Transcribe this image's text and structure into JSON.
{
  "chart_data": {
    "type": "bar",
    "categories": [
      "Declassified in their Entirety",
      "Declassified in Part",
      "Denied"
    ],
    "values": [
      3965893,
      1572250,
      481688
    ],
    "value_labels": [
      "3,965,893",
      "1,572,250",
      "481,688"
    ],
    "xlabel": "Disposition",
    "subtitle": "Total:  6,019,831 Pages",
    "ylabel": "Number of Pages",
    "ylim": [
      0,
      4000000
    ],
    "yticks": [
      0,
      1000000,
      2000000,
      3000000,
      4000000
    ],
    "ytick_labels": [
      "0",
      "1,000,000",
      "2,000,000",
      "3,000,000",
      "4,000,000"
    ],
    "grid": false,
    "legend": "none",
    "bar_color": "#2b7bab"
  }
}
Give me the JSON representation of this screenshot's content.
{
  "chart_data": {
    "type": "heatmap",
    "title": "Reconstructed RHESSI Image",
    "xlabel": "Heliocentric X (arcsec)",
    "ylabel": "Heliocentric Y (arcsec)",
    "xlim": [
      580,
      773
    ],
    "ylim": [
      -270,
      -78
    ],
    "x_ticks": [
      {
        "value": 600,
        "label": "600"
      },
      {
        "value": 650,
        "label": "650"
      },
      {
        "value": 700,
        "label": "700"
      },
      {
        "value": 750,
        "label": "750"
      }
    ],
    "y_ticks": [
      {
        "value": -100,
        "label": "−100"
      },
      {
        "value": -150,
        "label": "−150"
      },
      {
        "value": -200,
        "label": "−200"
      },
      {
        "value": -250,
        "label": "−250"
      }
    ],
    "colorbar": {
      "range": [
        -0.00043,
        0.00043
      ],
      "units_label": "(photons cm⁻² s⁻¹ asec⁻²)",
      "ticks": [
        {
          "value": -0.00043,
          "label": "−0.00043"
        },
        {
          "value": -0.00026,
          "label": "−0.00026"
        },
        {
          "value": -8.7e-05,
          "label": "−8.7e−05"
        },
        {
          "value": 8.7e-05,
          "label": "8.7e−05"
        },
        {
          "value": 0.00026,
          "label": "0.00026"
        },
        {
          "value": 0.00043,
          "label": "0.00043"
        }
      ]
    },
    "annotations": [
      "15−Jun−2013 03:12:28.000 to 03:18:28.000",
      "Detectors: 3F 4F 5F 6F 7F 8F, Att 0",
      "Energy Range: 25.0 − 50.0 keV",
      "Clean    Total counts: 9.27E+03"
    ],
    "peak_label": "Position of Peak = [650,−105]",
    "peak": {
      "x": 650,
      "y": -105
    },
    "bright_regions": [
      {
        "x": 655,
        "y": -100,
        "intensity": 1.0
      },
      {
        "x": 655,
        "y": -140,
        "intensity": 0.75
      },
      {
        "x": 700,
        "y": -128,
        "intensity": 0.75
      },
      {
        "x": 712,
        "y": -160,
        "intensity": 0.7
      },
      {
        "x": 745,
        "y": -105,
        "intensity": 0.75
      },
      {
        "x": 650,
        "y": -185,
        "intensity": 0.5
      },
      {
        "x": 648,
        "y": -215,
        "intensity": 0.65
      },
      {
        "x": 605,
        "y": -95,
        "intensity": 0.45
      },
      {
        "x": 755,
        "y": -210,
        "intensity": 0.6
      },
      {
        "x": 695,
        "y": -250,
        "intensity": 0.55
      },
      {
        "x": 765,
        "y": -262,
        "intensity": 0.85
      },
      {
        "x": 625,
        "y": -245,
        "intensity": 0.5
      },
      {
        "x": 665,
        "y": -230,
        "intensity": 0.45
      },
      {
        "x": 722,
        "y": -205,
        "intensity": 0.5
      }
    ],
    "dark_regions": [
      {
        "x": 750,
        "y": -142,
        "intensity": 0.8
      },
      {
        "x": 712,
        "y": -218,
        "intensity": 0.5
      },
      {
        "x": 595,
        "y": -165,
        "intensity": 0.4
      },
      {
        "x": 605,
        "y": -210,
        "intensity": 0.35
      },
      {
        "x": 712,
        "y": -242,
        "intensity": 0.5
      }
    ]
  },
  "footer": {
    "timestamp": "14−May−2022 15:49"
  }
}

----------------------------------------

Extract the full listing and reproduce each line exactly.

## Output for this task
Transcribe this image's text and structure into JSON.
{
  "chart_data": {
    "type": "bar",
    "categories": [
      "Declassified in their Entirety",
      "Declassified in Part",
      "Denied"
    ],
    "values": [
      3965893,
      1572250,
      481688
    ],
    "value_labels": [
      "3,965,893",
      "1,572,250",
      "481,688"
    ],
    "xlabel": "Disposition",
    "subtitle": "Total:  6,019,831 Pages",
    "ylabel": "Number of Pages",
    "ylim": [
      0,
      4000000
    ],
    "yticks": [
      0,
      1000000,
      2000000,
      3000000,
      4000000
    ],
    "ytick_labels": [
      "0",
      "1,000,000",
      "2,000,000",
      "3,000,000",
      "4,000,000"
    ],
    "grid": false,
    "legend": "none",
    "bar_color": "#2b7bab"
  }
}
Give me the JSON representation of this screenshot's content.
{
  "chart_data": {
    "type": "heatmap",
    "title": "Reconstructed RHESSI Image",
    "xlabel": "Heliocentric X (arcsec)",
    "ylabel": "Heliocentric Y (arcsec)",
    "xlim": [
      580,
      773
    ],
    "ylim": [
      -270,
      -78
    ],
    "x_ticks": [
      {
        "value": 600,
        "label": "600"
      },
      {
        "value": 650,
        "label": "650"
      },
      {
        "value": 700,
        "label": "700"
      },
      {
        "value": 750,
        "label": "750"
      }
    ],
    "y_ticks": [
      {
        "value": -100,
        "label": "−100"
      },
      {
        "value": -150,
        "label": "−150"
      },
      {
        "value": -200,
        "label": "−200"
      },
      {
        "value": -250,
        "label": "−250"
      }
    ],
    "colorbar": {
      "range": [
        -0.00043,
        0.00043
      ],
      "units_label": "(photons cm⁻² s⁻¹ asec⁻²)",
      "ticks": [
        {
          "value": -0.00043,
          "label": "−0.00043"
        },
        {
          "value": -0.00026,
          "label": "−0.00026"
        },
        {
          "value": -8.7e-05,
          "label": "−8.7e−05"
        },
        {
          "value": 8.7e-05,
          "label": "8.7e−05"
        },
        {
          "value": 0.00026,
          "label": "0.00026"
        },
        {
          "value": 0.00043,
          "label": "0.00043"
        }
      ]
    },
    "annotations": [
      "15−Jun−2013 03:12:28.000 to 03:18:28.000",
      "Detectors: 3F 4F 5F 6F 7F 8F, Att 0",
      "Energy Range: 25.0 − 50.0 keV",
      "Clean    Total counts: 9.27E+03"
    ],
    "peak_label": "Position of Peak = [650,−105]",
    "peak": {
      "x": 650,
      "y": -105
    },
    "bright_regions": [
      {
        "x": 655,
        "y": -100,
        "intensity": 1.0
      },
      {
        "x": 655,
        "y": -140,
        "intensity": 0.75
      },
      {
        "x": 700,
        "y": -128,
        "intensity": 0.75
      },
      {
        "x": 712,
        "y": -160,
        "intensity": 0.7
      },
      {
        "x": 745,
        "y": -105,
        "intensity": 0.75
      },
      {
        "x": 650,
        "y": -185,
        "intensity": 0.5
      },
      {
        "x": 648,
        "y": -215,
        "intensity": 0.65
      },
      {
        "x": 605,
        "y": -95,
        "intensity": 0.45
      },
      {
        "x": 755,
        "y": -210,
        "intensity": 0.6
      },
      {
        "x": 695,
        "y": -250,
        "intensity": 0.55
      },
      {
        "x": 765,
        "y": -262,
        "intensity": 0.85
      },
      {
        "x": 625,
        "y": -245,
        "intensity": 0.5
      },
      {
        "x": 665,
        "y": -230,
        "intensity": 0.45
      },
      {
        "x": 722,
        "y": -205,
        "intensity": 0.5
      }
    ],
    "dark_regions": [
      {
        "x": 750,
        "y": -142,
        "intensity": 0.8
      },
      {
        "x": 712,
        "y": -218,
        "intensity": 0.5
      },
      {
        "x": 595,
        "y": -165,
        "intensity": 0.4
      },
      {
        "x": 605,
        "y": -210,
        "intensity": 0.35
      },
      {
        "x": 712,
        "y": -242,
        "intensity": 0.5
      }
    ]
  },
  "footer": {
    "timestamp": "14−May−2022 15:49"
  }
}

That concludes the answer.